[Your task] Copy out the listing below, switching each "paragraph" to "text-block" and keeping everything else the same.
"""
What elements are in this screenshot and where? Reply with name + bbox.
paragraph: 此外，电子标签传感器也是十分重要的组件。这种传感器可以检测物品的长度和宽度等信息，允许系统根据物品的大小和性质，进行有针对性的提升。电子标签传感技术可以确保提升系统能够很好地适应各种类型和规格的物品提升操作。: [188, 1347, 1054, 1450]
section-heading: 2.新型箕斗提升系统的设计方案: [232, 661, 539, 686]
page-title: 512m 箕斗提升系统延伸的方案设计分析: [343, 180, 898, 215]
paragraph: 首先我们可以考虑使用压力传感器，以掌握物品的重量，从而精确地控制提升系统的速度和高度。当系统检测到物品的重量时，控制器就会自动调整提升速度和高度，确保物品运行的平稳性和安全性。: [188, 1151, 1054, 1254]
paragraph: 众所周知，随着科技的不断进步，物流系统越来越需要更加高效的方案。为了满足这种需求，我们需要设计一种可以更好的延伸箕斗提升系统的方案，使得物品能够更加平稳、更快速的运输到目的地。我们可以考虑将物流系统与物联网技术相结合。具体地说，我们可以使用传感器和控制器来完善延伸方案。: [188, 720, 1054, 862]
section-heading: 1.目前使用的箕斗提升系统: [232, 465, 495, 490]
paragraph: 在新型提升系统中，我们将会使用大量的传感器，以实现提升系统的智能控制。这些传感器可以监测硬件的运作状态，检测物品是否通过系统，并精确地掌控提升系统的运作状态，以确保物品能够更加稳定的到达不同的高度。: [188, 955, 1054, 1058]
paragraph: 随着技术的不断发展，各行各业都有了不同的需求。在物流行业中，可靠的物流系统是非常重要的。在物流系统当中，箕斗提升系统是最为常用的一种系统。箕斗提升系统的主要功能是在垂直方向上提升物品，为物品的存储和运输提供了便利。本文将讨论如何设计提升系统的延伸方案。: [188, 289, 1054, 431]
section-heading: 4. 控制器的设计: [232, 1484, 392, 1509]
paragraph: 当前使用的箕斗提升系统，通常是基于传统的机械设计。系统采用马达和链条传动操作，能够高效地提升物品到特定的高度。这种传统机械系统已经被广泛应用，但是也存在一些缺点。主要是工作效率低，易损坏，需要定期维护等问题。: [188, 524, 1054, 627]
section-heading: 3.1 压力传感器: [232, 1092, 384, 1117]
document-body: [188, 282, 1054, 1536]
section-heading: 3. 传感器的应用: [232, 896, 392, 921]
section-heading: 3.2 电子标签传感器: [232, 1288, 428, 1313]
"""
[Task output]
What elements are in this screenshot and where? Reply with name + bbox.
text-block: 此外，电子标签传感器也是十分重要的组件。这种传感器可以检测物品的长度和宽度等信息，允许系统根据物品的大小和性质，进行有针对性的提升。电子标签传感技术可以确保提升系统能够很好地适应各种类型和规格的物品提升操作。: [188, 1347, 1054, 1450]
section-heading: 2.新型箕斗提升系统的设计方案: [232, 661, 539, 686]
page-title: 512m 箕斗提升系统延伸的方案设计分析: [343, 180, 898, 215]
text-block: 首先我们可以考虑使用压力传感器，以掌握物品的重量，从而精确地控制提升系统的速度和高度。当系统检测到物品的重量时，控制器就会自动调整提升速度和高度，确保物品运行的平稳性和安全性。: [188, 1151, 1054, 1254]
text-block: 众所周知，随着科技的不断进步，物流系统越来越需要更加高效的方案。为了满足这种需求，我们需要设计一种可以更好的延伸箕斗提升系统的方案，使得物品能够更加平稳、更快速的运输到目的地。我们可以考虑将物流系统与物联网技术相结合。具体地说，我们可以使用传感器和控制器来完善延伸方案。: [188, 720, 1054, 862]
section-heading: 1.目前使用的箕斗提升系统: [232, 465, 495, 490]
text-block: 在新型提升系统中，我们将会使用大量的传感器，以实现提升系统的智能控制。这些传感器可以监测硬件的运作状态，检测物品是否通过系统，并精确地掌控提升系统的运作状态，以确保物品能够更加稳定的到达不同的高度。: [188, 955, 1054, 1058]
text-block: 随着技术的不断发展，各行各业都有了不同的需求。在物流行业中，可靠的物流系统是非常重要的。在物流系统当中，箕斗提升系统是最为常用的一种系统。箕斗提升系统的主要功能是在垂直方向上提升物品，为物品的存储和运输提供了便利。本文将讨论如何设计提升系统的延伸方案。: [188, 289, 1054, 431]
section-heading: 4. 控制器的设计: [232, 1484, 392, 1509]
text-block: 当前使用的箕斗提升系统，通常是基于传统的机械设计。系统采用马达和链条传动操作，能够高效地提升物品到特定的高度。这种传统机械系统已经被广泛应用，但是也存在一些缺点。主要是工作效率低，易损坏，需要定期维护等问题。: [188, 524, 1054, 627]
section-heading: 3.1 压力传感器: [232, 1092, 384, 1117]
document-body: [188, 282, 1054, 1536]
section-heading: 3. 传感器的应用: [232, 896, 392, 921]
section-heading: 3.2 电子标签传感器: [232, 1288, 428, 1313]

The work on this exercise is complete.